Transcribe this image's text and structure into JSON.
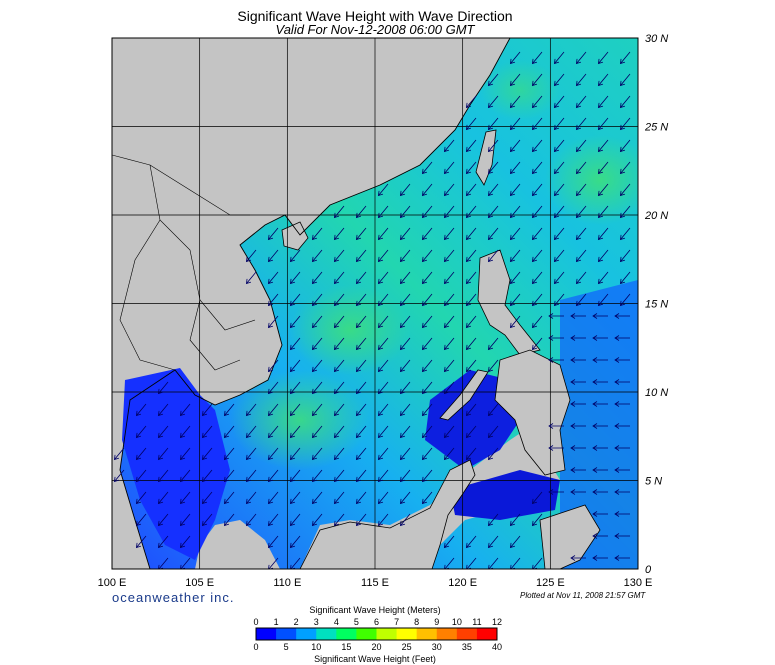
{
  "title": "Significant Wave Height with Wave Direction",
  "subtitle": "Valid For Nov-12-2008 06:00 GMT",
  "brand": "oceanweather inc.",
  "plotted": "Plotted at Nov 11, 2008 21:57 GMT",
  "map": {
    "lon_range": [
      100,
      130
    ],
    "lat_range": [
      0,
      30
    ],
    "lon_labels": [
      "100 E",
      "105 E",
      "110 E",
      "115 E",
      "120 E",
      "125 E",
      "130 E"
    ],
    "lat_labels": [
      "0",
      "5 N",
      "10 N",
      "15 N",
      "20 N",
      "25 N",
      "30 N"
    ],
    "grid": true,
    "land_color": "#c4c4c4",
    "arrow_color": "#000066"
  },
  "colorbar": {
    "meters_title": "Significant Wave Height (Meters)",
    "feet_title": "Significant Wave Height (Feet)",
    "meters_ticks": [
      "0",
      "1",
      "2",
      "3",
      "4",
      "5",
      "6",
      "7",
      "8",
      "9",
      "10",
      "11",
      "12"
    ],
    "feet_ticks": [
      "0",
      "5",
      "10",
      "15",
      "20",
      "25",
      "30",
      "35",
      "40"
    ],
    "colors": [
      "#0000ff",
      "#0050ff",
      "#00a0ff",
      "#00e0c0",
      "#00ff60",
      "#40ff00",
      "#c0ff00",
      "#ffff00",
      "#ffc000",
      "#ff8000",
      "#ff4000",
      "#ff0000"
    ]
  }
}
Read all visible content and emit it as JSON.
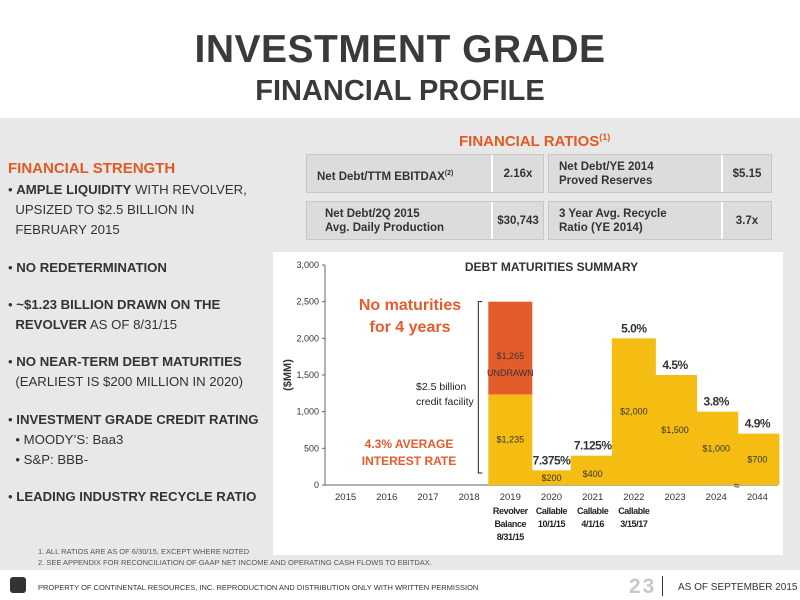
{
  "title": {
    "line1": "INVESTMENT GRADE",
    "line2": "FINANCIAL PROFILE"
  },
  "strength": {
    "heading": "FINANCIAL STRENGTH",
    "b1_bold": "AMPLE LIQUIDITY",
    "b1_rest": " WITH REVOLVER,",
    "b1_l2": "UPSIZED TO $2.5 BILLION IN",
    "b1_l3": "FEBRUARY 2015",
    "b2": "NO REDETERMINATION",
    "b3_l1": "~$1.23 BILLION DRAWN ON THE",
    "b3_l2_bold": "REVOLVER",
    "b3_l2_rest": " AS OF 8/31/15",
    "b4_l1": "NO NEAR-TERM DEBT MATURITIES",
    "b4_l2": "(EARLIEST IS $200 MILLION IN 2020)",
    "b5": "INVESTMENT GRADE CREDIT RATING",
    "b5_s1": "MOODY’S: Baa3",
    "b5_s2": "S&P: BBB-",
    "b6": "LEADING INDUSTRY RECYCLE RATIO"
  },
  "ratios": {
    "heading": "FINANCIAL RATIOS",
    "heading_sup": "(1)",
    "r1_label": "Net Debt/TTM EBITDAX",
    "r1_sup": "(2)",
    "r1_val": "2.16x",
    "r2_label_l1": "Net Debt/YE 2014",
    "r2_label_l2": "Proved Reserves",
    "r2_val": "$5.15",
    "r3_label_l1": "Net Debt/2Q 2015",
    "r3_label_l2": "Avg. Daily Production",
    "r3_val": "$30,743",
    "r4_label_l1": "3 Year Avg. Recycle",
    "r4_label_l2": "Ratio (YE 2014)",
    "r4_val": "3.7x"
  },
  "chart_data": {
    "type": "bar",
    "title": "DEBT MATURITIES SUMMARY",
    "ylabel": "($MM)",
    "ylim": [
      0,
      3000
    ],
    "yticks": [
      "0",
      "500",
      "1,000",
      "1,500",
      "2,000",
      "2,500",
      "3,000"
    ],
    "categories": [
      "2015",
      "2016",
      "2017",
      "2018",
      "2019",
      "2020",
      "2021",
      "2022",
      "2023",
      "2024",
      "2044"
    ],
    "series": [
      {
        "name": "",
        "values": [
          0,
          0,
          0,
          0,
          1235,
          200,
          400,
          2000,
          1500,
          1000,
          700
        ],
        "color": "#f5bc12"
      },
      {
        "name": "UNDRAWN",
        "values": [
          0,
          0,
          0,
          0,
          1265,
          0,
          0,
          0,
          0,
          0,
          0
        ],
        "color": "#e45c2c"
      }
    ],
    "bar_labels": [
      "",
      "",
      "",
      "",
      "$1,235",
      "$200",
      "$400",
      "$2,000",
      "$1,500",
      "$1,000",
      "$700"
    ],
    "undrawn_label": "$1,265",
    "undrawn_text": "UNDRAWN",
    "rate_labels": [
      "",
      "",
      "",
      "",
      "",
      "7.375%",
      "7.125%",
      "5.0%",
      "4.5%",
      "3.8%",
      "4.9%"
    ],
    "sub_labels": [
      {
        "index": 4,
        "lines": [
          "Revolver",
          "Balance",
          "8/31/15"
        ]
      },
      {
        "index": 5,
        "lines": [
          "Callable",
          "10/1/15"
        ]
      },
      {
        "index": 6,
        "lines": [
          "Callable",
          "4/1/16"
        ]
      },
      {
        "index": 7,
        "lines": [
          "Callable",
          "3/15/17"
        ]
      }
    ],
    "annotations": {
      "no_maturities_l1": "No maturities",
      "no_maturities_l2": "for 4 years",
      "credit_l1": "$2.5 billion",
      "credit_l2": "credit facility",
      "avg_rate_l1": "4.3% AVERAGE",
      "avg_rate_l2": "INTEREST RATE"
    },
    "grid": false
  },
  "footnotes": {
    "f1": "1. ALL RATIOS ARE AS OF 6/30/15, EXCEPT WHERE NOTED",
    "f2": "2. SEE APPENDIX FOR RECONCILIATION OF GAAP NET INCOME AND OPERATING CASH FLOWS TO EBITDAX."
  },
  "footer": {
    "property": "PROPERTY OF CONTINENTAL RESOURCES, INC. REPRODUCTION AND DISTRIBUTION ONLY WITH WRITTEN PERMISSION",
    "page": "23",
    "asof": "AS OF SEPTEMBER 2015"
  }
}
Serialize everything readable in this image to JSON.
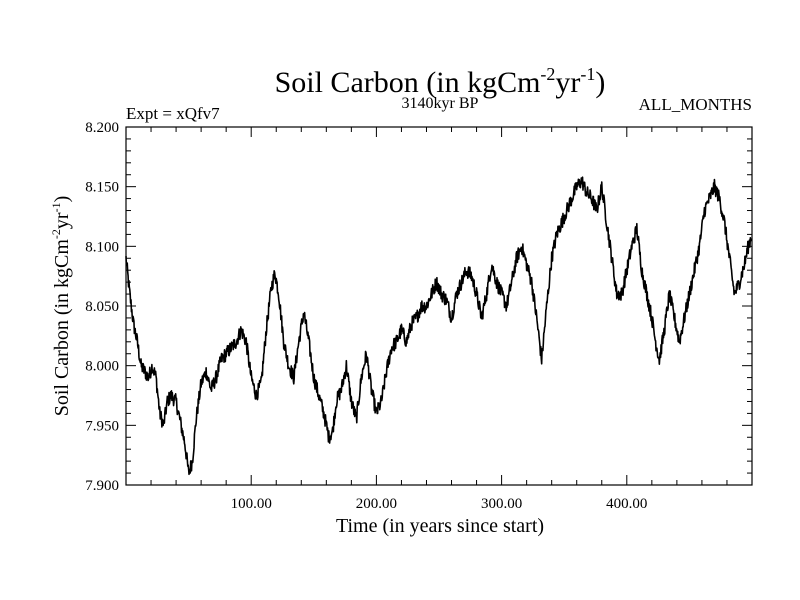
{
  "chart_data": {
    "type": "line",
    "title_main": "Soil Carbon (in kgCm",
    "title_sup1": "-2",
    "title_mid": "yr",
    "title_sup2": "-1",
    "title_end": ")",
    "subtitle": "3140kyr BP",
    "left_label": "Expt = xQfv7",
    "right_label": "ALL_MONTHS",
    "xlabel": "Time (in years since start)",
    "ylabel_main": "Soil Carbon (in kgCm",
    "ylabel_sup1": "-2",
    "ylabel_mid": "yr",
    "ylabel_sup2": "-1",
    "ylabel_end": ")",
    "xlim": [
      0,
      500
    ],
    "ylim": [
      7.9,
      8.2
    ],
    "xticks": [
      100,
      200,
      300,
      400
    ],
    "xtick_labels": [
      "100.00",
      "200.00",
      "300.00",
      "400.00"
    ],
    "yticks": [
      7.9,
      7.95,
      8.0,
      8.05,
      8.1,
      8.15,
      8.2
    ],
    "ytick_labels": [
      "7.900",
      "7.950",
      "8.000",
      "8.050",
      "8.100",
      "8.150",
      "8.200"
    ],
    "series": [
      {
        "name": "Soil Carbon",
        "color": "#000000",
        "x": [
          0,
          3,
          6,
          9,
          12,
          15,
          18,
          21,
          24,
          27,
          30,
          33,
          36,
          40,
          44,
          47,
          50,
          53,
          56,
          60,
          64,
          68,
          72,
          76,
          80,
          84,
          88,
          92,
          96,
          100,
          104,
          108,
          112,
          116,
          119,
          122,
          126,
          130,
          134,
          138,
          142,
          146,
          150,
          154,
          158,
          162,
          165,
          168,
          172,
          176,
          180,
          184,
          188,
          192,
          196,
          200,
          204,
          208,
          212,
          216,
          220,
          224,
          228,
          232,
          236,
          240,
          244,
          248,
          252,
          256,
          260,
          264,
          268,
          272,
          276,
          280,
          284,
          288,
          292,
          296,
          300,
          304,
          308,
          312,
          316,
          320,
          324,
          328,
          332,
          336,
          340,
          344,
          348,
          352,
          356,
          360,
          364,
          368,
          372,
          376,
          380,
          384,
          388,
          392,
          396,
          400,
          404,
          408,
          412,
          416,
          420,
          423,
          426,
          430,
          434,
          438,
          442,
          446,
          450,
          454,
          458,
          462,
          466,
          470,
          474,
          478,
          482,
          486,
          490,
          494,
          497,
          500
        ],
        "y": [
          8.09,
          8.06,
          8.035,
          8.02,
          8.0,
          7.995,
          7.99,
          8.0,
          7.99,
          7.96,
          7.95,
          7.97,
          7.975,
          7.97,
          7.95,
          7.935,
          7.91,
          7.92,
          7.955,
          7.985,
          7.995,
          7.98,
          7.99,
          8.005,
          8.01,
          8.015,
          8.02,
          8.03,
          8.02,
          7.99,
          7.975,
          7.985,
          8.03,
          8.065,
          8.078,
          8.06,
          8.02,
          8.0,
          7.99,
          8.02,
          8.045,
          8.02,
          7.99,
          7.975,
          7.96,
          7.94,
          7.945,
          7.97,
          7.98,
          8.0,
          7.97,
          7.955,
          7.99,
          8.01,
          7.98,
          7.96,
          7.97,
          7.995,
          8.015,
          8.02,
          8.03,
          8.02,
          8.035,
          8.04,
          8.05,
          8.05,
          8.06,
          8.07,
          8.06,
          8.055,
          8.04,
          8.06,
          8.07,
          8.08,
          8.075,
          8.06,
          8.04,
          8.06,
          8.085,
          8.07,
          8.06,
          8.05,
          8.07,
          8.09,
          8.1,
          8.085,
          8.07,
          8.04,
          8.005,
          8.05,
          8.09,
          8.11,
          8.12,
          8.13,
          8.14,
          8.15,
          8.155,
          8.145,
          8.14,
          8.13,
          8.15,
          8.12,
          8.09,
          8.06,
          8.06,
          8.08,
          8.1,
          8.115,
          8.08,
          8.06,
          8.04,
          8.02,
          8.005,
          8.03,
          8.06,
          8.04,
          8.02,
          8.04,
          8.06,
          8.08,
          8.1,
          8.13,
          8.14,
          8.15,
          8.14,
          8.12,
          8.09,
          8.06,
          8.07,
          8.085,
          8.1,
          8.11
        ]
      }
    ]
  }
}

* _Instruction_
Find the string "image" in the records, then copy each line where it occurs.

* _Full output_
Transcribe this image's text and structure into JSON.
Serialize everything readable in this image to JSON.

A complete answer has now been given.